> **Data records**:
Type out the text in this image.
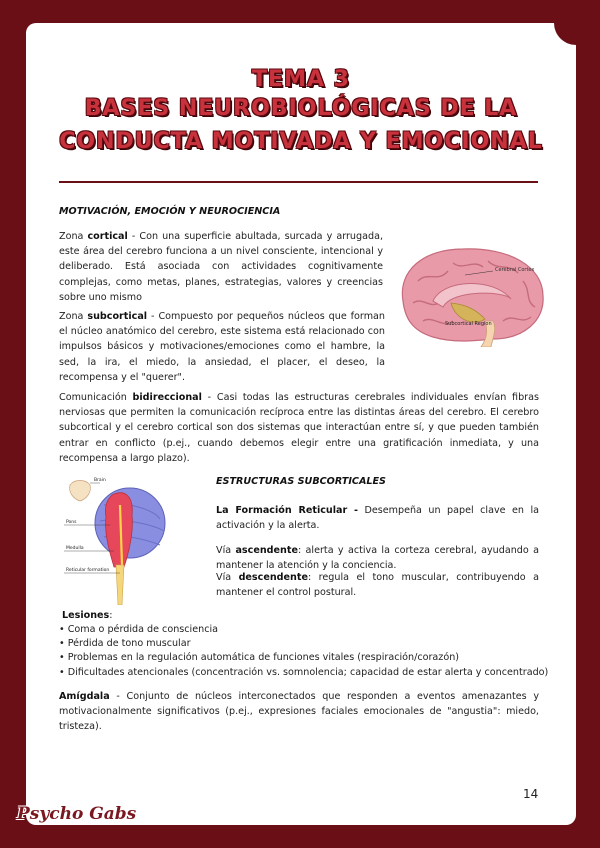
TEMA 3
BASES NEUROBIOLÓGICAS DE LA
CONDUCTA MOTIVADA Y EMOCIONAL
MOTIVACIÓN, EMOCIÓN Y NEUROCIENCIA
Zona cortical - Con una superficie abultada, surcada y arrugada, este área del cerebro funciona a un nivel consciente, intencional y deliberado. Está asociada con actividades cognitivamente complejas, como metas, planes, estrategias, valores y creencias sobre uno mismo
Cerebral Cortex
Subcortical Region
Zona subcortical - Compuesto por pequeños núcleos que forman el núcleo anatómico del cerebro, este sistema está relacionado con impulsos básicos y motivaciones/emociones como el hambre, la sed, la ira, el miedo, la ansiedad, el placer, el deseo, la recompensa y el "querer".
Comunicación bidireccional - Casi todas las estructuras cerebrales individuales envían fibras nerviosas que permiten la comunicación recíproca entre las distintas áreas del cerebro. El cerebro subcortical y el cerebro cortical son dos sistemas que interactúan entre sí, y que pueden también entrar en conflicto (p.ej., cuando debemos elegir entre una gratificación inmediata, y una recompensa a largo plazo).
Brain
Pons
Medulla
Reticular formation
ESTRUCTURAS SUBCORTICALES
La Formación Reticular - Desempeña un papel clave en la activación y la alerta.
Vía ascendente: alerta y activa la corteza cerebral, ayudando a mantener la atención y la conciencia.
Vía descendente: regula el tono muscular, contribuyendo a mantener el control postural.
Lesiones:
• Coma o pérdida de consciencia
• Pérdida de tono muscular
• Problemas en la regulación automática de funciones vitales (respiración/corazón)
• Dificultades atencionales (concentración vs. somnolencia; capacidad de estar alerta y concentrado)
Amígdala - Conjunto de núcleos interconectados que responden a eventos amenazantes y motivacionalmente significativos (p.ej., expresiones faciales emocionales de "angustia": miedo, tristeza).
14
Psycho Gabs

> **What you need to do**: Take every line containing the word "mantener" and copy it.

> **Solution**:
Vía ascendente: alerta y activa la corteza cerebral, ayudando a mantener la atención y la conciencia.
Vía descendente: regula el tono muscular, contribuyendo a mantener el control postural.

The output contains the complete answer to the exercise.